Description of the task: Images must not appear in your copy; reproduce every other part of the records exactly.

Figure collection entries
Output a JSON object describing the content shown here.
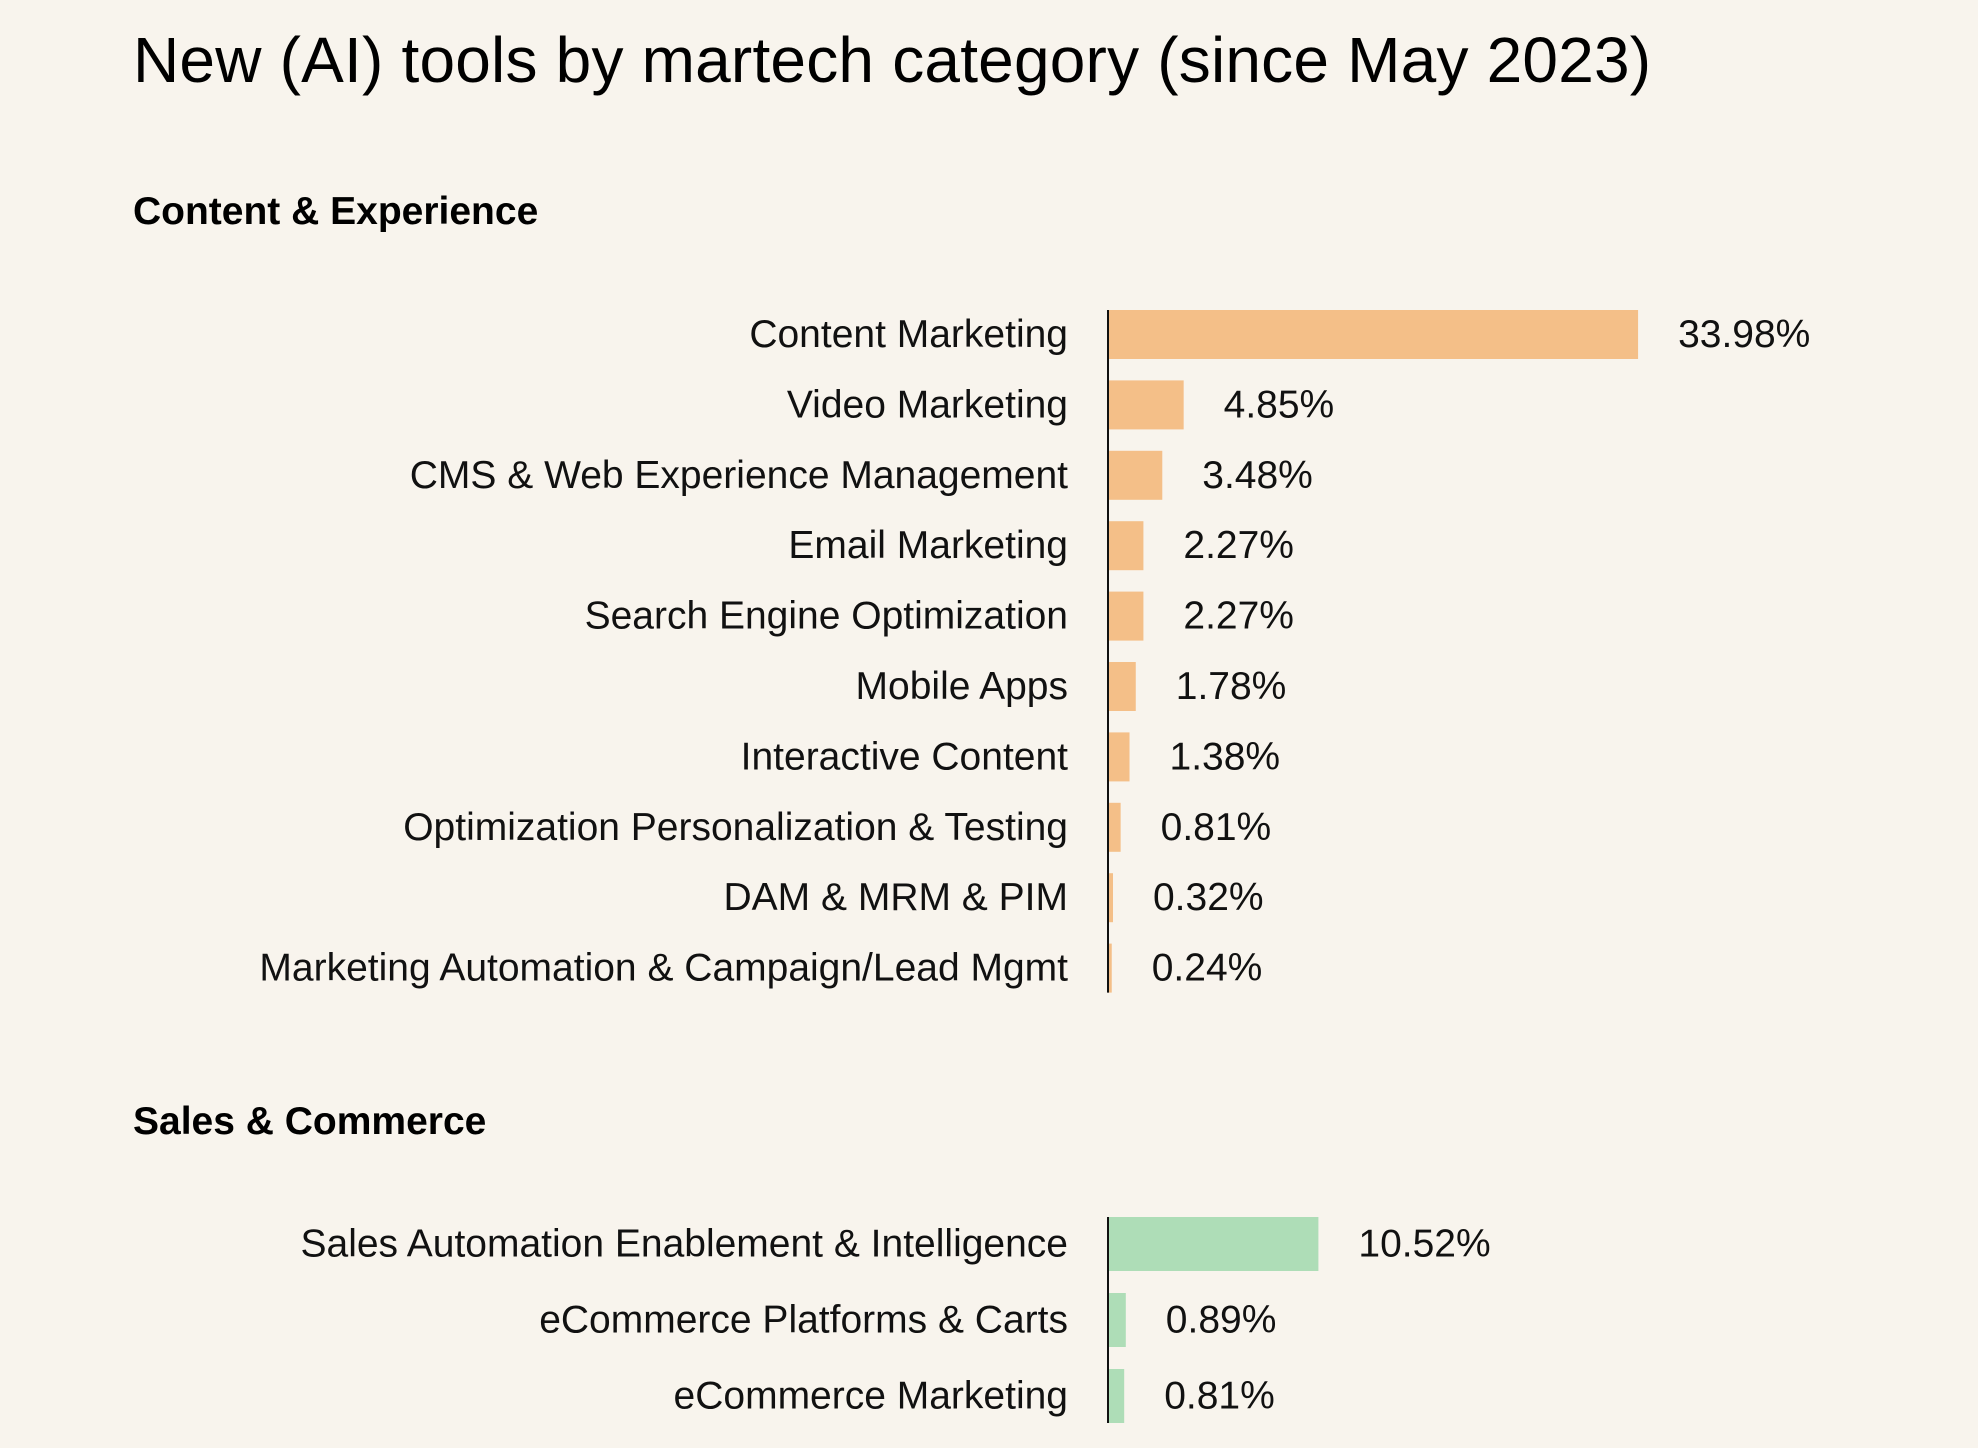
{
  "title": "New (AI) tools by martech category (since May 2023)",
  "colors": {
    "background": "#F8F4ED",
    "content_bar": "#F4BF88",
    "sales_bar": "#AEDDB7",
    "axis": "#111111",
    "text": "#111111"
  },
  "chart_data": [
    {
      "type": "bar",
      "orientation": "horizontal",
      "title": "Content & Experience",
      "xlabel": "",
      "ylabel": "",
      "value_format": "percent",
      "categories": [
        "Content Marketing",
        "Video Marketing",
        "CMS & Web Experience Management",
        "Email Marketing",
        "Search Engine Optimization",
        "Mobile Apps",
        "Interactive Content",
        "Optimization Personalization & Testing",
        "DAM & MRM & PIM",
        "Marketing Automation & Campaign/Lead Mgmt"
      ],
      "values": [
        33.98,
        4.85,
        3.48,
        2.27,
        2.27,
        1.78,
        1.38,
        0.81,
        0.32,
        0.24
      ],
      "value_labels": [
        "33.98%",
        "4.85%",
        "3.48%",
        "2.27%",
        "2.27%",
        "1.78%",
        "1.38%",
        "0.81%",
        "0.32%",
        "0.24%"
      ],
      "xlim": [
        0,
        34
      ],
      "grid": false,
      "legend": "none",
      "color": "#F4BF88"
    },
    {
      "type": "bar",
      "orientation": "horizontal",
      "title": "Sales & Commerce",
      "xlabel": "",
      "ylabel": "",
      "value_format": "percent",
      "categories": [
        "Sales Automation Enablement & Intelligence",
        "eCommerce Platforms & Carts",
        "eCommerce Marketing"
      ],
      "values": [
        10.52,
        0.89,
        0.81
      ],
      "value_labels": [
        "10.52%",
        "0.89%",
        "0.81%"
      ],
      "xlim": [
        0,
        10.52
      ],
      "grid": false,
      "legend": "none",
      "color": "#AEDDB7"
    }
  ]
}
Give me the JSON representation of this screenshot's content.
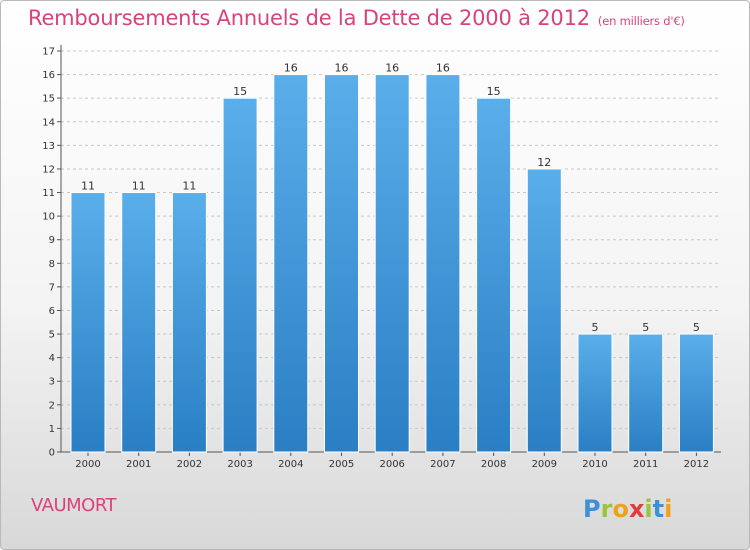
{
  "title": "Remboursements Annuels de la Dette de 2000 à 2012",
  "unit": "(en milliers d'€)",
  "commune": "VAUMORT",
  "logo_text": "Proxiti",
  "colors": {
    "title": "#d9437a",
    "bar_top": "#5aaeea",
    "bar_bottom": "#2a7fc4",
    "grid": "#c8c8c8"
  },
  "chart_data": {
    "type": "bar",
    "categories": [
      "2000",
      "2001",
      "2002",
      "2003",
      "2004",
      "2005",
      "2006",
      "2007",
      "2008",
      "2009",
      "2010",
      "2011",
      "2012"
    ],
    "values": [
      11,
      11,
      11,
      15,
      16,
      16,
      16,
      16,
      15,
      12,
      5,
      5,
      5
    ],
    "ylim": [
      0,
      17
    ],
    "yticks": [
      0,
      1,
      2,
      3,
      4,
      5,
      6,
      7,
      8,
      9,
      10,
      11,
      12,
      13,
      14,
      15,
      16,
      17
    ],
    "grid": true,
    "legend": "none"
  }
}
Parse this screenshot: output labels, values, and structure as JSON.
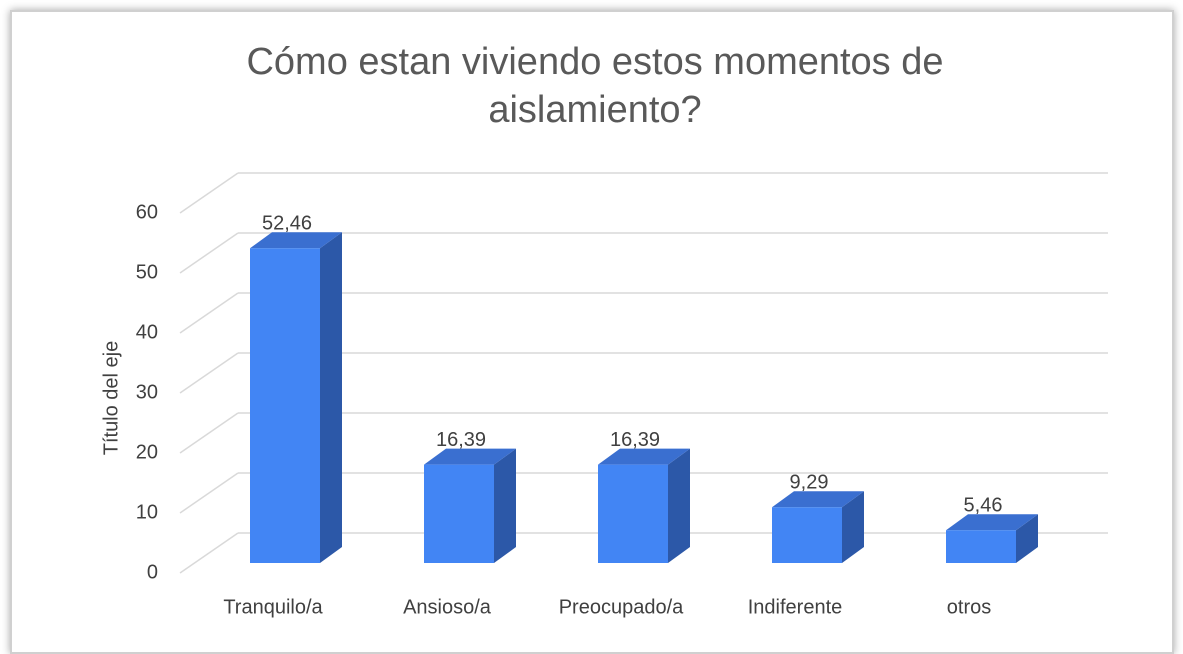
{
  "chart_data": {
    "type": "bar3d",
    "title": "Cómo estan viviendo estos momentos de aislamiento?",
    "y_axis_label": "Título del eje",
    "categories": [
      "Tranquilo/a",
      "Ansioso/a",
      "Preocupado/a",
      "Indiferente",
      "otros"
    ],
    "values": [
      52.46,
      16.39,
      16.39,
      9.29,
      5.46
    ],
    "value_labels": [
      "52,46",
      "16,39",
      "16,39",
      "9,29",
      "5,46"
    ],
    "color": "#4285f4",
    "ylim": [
      0,
      60
    ],
    "yticks": [
      0,
      10,
      20,
      30,
      40,
      50,
      60
    ],
    "grid": true
  }
}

Expected answer:
Output a JSON object describing the content shown here.
{
  "title": "New (AI) tools by martech category (since May 2023)",
  "colors": {
    "background": "#F8F4ED",
    "content_bar": "#F4BF88",
    "sales_bar": "#AEDDB7",
    "axis": "#111111",
    "text": "#111111"
  },
  "chart_data": [
    {
      "type": "bar",
      "orientation": "horizontal",
      "title": "Content & Experience",
      "xlabel": "",
      "ylabel": "",
      "value_format": "percent",
      "categories": [
        "Content Marketing",
        "Video Marketing",
        "CMS & Web Experience Management",
        "Email Marketing",
        "Search Engine Optimization",
        "Mobile Apps",
        "Interactive Content",
        "Optimization Personalization & Testing",
        "DAM & MRM & PIM",
        "Marketing Automation & Campaign/Lead Mgmt"
      ],
      "values": [
        33.98,
        4.85,
        3.48,
        2.27,
        2.27,
        1.78,
        1.38,
        0.81,
        0.32,
        0.24
      ],
      "value_labels": [
        "33.98%",
        "4.85%",
        "3.48%",
        "2.27%",
        "2.27%",
        "1.78%",
        "1.38%",
        "0.81%",
        "0.32%",
        "0.24%"
      ],
      "xlim": [
        0,
        34
      ],
      "grid": false,
      "legend": "none",
      "color": "#F4BF88"
    },
    {
      "type": "bar",
      "orientation": "horizontal",
      "title": "Sales & Commerce",
      "xlabel": "",
      "ylabel": "",
      "value_format": "percent",
      "categories": [
        "Sales Automation Enablement & Intelligence",
        "eCommerce Platforms & Carts",
        "eCommerce Marketing"
      ],
      "values": [
        10.52,
        0.89,
        0.81
      ],
      "value_labels": [
        "10.52%",
        "0.89%",
        "0.81%"
      ],
      "xlim": [
        0,
        10.52
      ],
      "grid": false,
      "legend": "none",
      "color": "#AEDDB7"
    }
  ]
}
Give me the JSON representation of this screenshot's content.
{
  "title": "Remboursements Annuels de la Dette de 2000 à 2012",
  "unit": "(en milliers d'€)",
  "commune": "VAUMORT",
  "logo_text": "Proxiti",
  "colors": {
    "title": "#d9437a",
    "bar_top": "#5aaeea",
    "bar_bottom": "#2a7fc4",
    "grid": "#c8c8c8"
  },
  "chart_data": {
    "type": "bar",
    "categories": [
      "2000",
      "2001",
      "2002",
      "2003",
      "2004",
      "2005",
      "2006",
      "2007",
      "2008",
      "2009",
      "2010",
      "2011",
      "2012"
    ],
    "values": [
      11,
      11,
      11,
      15,
      16,
      16,
      16,
      16,
      15,
      12,
      5,
      5,
      5
    ],
    "ylim": [
      0,
      17
    ],
    "yticks": [
      0,
      1,
      2,
      3,
      4,
      5,
      6,
      7,
      8,
      9,
      10,
      11,
      12,
      13,
      14,
      15,
      16,
      17
    ],
    "grid": true,
    "legend": "none"
  }
}
Parse this screenshot: output labels, values, and structure as JSON.
{
  "chart_data": {
    "type": "bar3d",
    "title": "Cómo estan viviendo estos momentos de aislamiento?",
    "y_axis_label": "Título del eje",
    "categories": [
      "Tranquilo/a",
      "Ansioso/a",
      "Preocupado/a",
      "Indiferente",
      "otros"
    ],
    "values": [
      52.46,
      16.39,
      16.39,
      9.29,
      5.46
    ],
    "value_labels": [
      "52,46",
      "16,39",
      "16,39",
      "9,29",
      "5,46"
    ],
    "color": "#4285f4",
    "ylim": [
      0,
      60
    ],
    "yticks": [
      0,
      10,
      20,
      30,
      40,
      50,
      60
    ],
    "grid": true
  }
}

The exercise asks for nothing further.